■ **WHAT YOU WILL DO**:
Go through the material and write it all out exactly, minus the pictures.

Extracted data entries
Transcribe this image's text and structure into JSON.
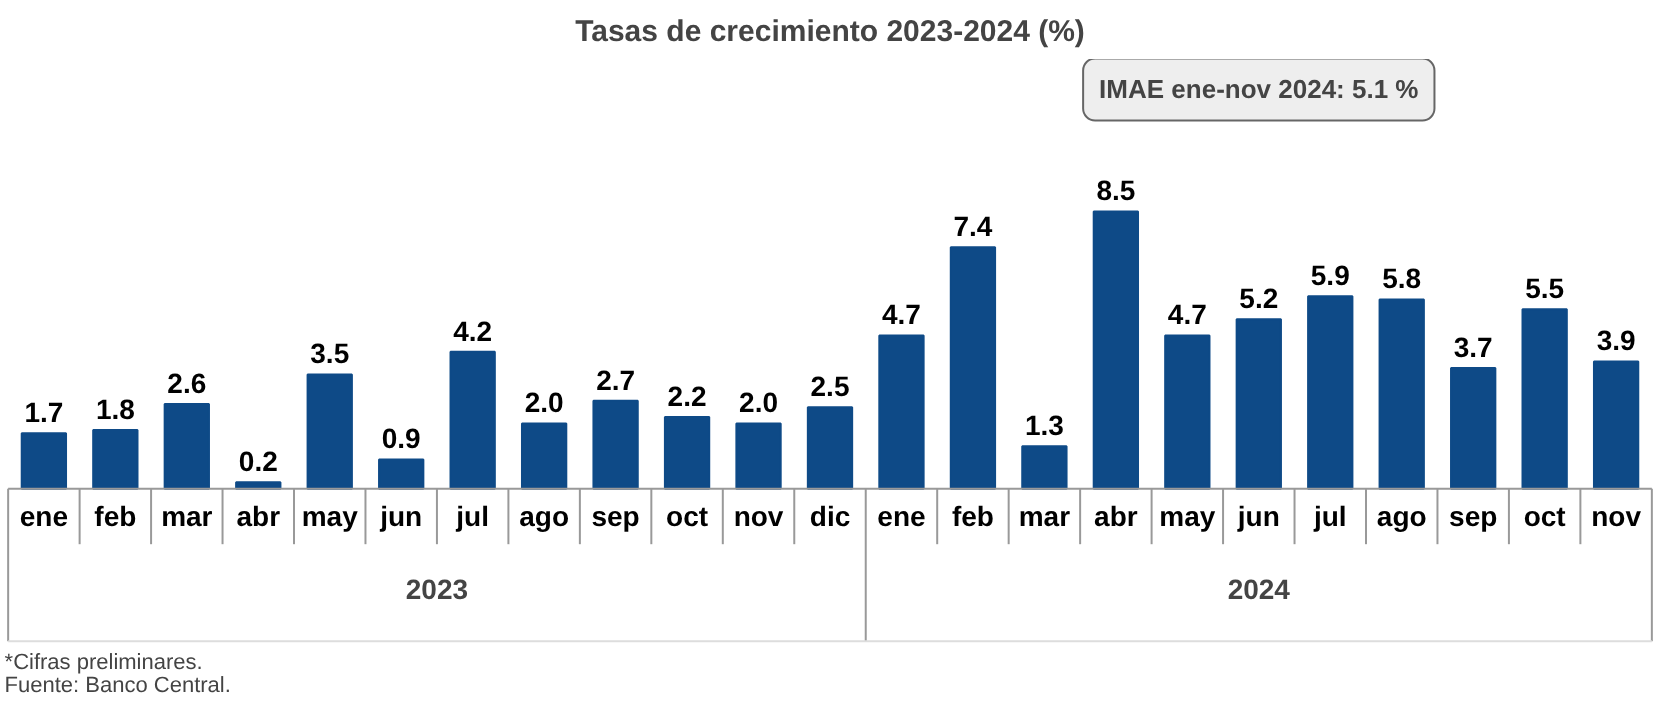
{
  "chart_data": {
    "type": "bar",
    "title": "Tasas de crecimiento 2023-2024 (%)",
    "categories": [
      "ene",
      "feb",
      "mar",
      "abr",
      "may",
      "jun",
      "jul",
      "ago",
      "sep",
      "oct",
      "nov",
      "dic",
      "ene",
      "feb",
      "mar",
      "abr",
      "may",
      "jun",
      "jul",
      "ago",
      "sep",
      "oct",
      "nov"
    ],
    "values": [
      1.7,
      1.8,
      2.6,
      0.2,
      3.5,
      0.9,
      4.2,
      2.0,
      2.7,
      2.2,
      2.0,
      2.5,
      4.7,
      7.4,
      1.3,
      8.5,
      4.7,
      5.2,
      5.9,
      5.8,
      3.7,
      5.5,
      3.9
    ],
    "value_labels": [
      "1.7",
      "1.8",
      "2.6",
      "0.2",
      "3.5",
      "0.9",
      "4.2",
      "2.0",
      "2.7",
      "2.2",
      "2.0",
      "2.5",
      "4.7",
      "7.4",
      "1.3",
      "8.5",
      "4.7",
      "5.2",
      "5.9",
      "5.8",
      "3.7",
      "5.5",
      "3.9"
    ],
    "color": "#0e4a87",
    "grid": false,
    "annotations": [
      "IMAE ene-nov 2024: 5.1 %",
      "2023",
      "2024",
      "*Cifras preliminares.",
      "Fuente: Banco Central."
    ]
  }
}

■ **FULL ANSWER**:
Transcribe this image's text and structure into JSON.
{
  "chart_data": {
    "type": "bar",
    "title": "Tasas de crecimiento 2023-2024 (%)",
    "categories": [
      "ene",
      "feb",
      "mar",
      "abr",
      "may",
      "jun",
      "jul",
      "ago",
      "sep",
      "oct",
      "nov",
      "dic",
      "ene",
      "feb",
      "mar",
      "abr",
      "may",
      "jun",
      "jul",
      "ago",
      "sep",
      "oct",
      "nov"
    ],
    "values": [
      1.7,
      1.8,
      2.6,
      0.2,
      3.5,
      0.9,
      4.2,
      2.0,
      2.7,
      2.2,
      2.0,
      2.5,
      4.7,
      7.4,
      1.3,
      8.5,
      4.7,
      5.2,
      5.9,
      5.8,
      3.7,
      5.5,
      3.9
    ],
    "value_labels": [
      "1.7",
      "1.8",
      "2.6",
      "0.2",
      "3.5",
      "0.9",
      "4.2",
      "2.0",
      "2.7",
      "2.2",
      "2.0",
      "2.5",
      "4.7",
      "7.4",
      "1.3",
      "8.5",
      "4.7",
      "5.2",
      "5.9",
      "5.8",
      "3.7",
      "5.5",
      "3.9"
    ],
    "color": "#0e4a87",
    "grid": false,
    "annotations": [
      "IMAE ene-nov 2024: 5.1 %",
      "2023",
      "2024",
      "*Cifras preliminares.",
      "Fuente: Banco Central."
    ]
  }
}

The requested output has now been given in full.